- **To be done**: Every line of the material below must be repeated exactly.

- **Record excerpts**:

____

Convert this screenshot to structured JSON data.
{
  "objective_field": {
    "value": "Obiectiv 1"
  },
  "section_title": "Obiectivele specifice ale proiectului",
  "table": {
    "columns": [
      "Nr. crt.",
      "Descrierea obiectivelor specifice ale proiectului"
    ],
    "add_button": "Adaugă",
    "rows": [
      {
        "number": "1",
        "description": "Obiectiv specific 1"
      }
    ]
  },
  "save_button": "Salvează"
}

____

- **Response below**:
Convert this screenshot to structured JSON data.
{
  "objective_field": {
    "value": "Obiectiv 1"
  },
  "section_title": "Obiectivele specifice ale proiectului",
  "table": {
    "columns": [
      "Nr. crt.",
      "Descrierea obiectivelor specifice ale proiectului"
    ],
    "add_button": "Adaugă",
    "rows": [
      {
        "number": "1",
        "description": "Obiectiv specific 1"
      }
    ]
  },
  "save_button": "Salvează"
}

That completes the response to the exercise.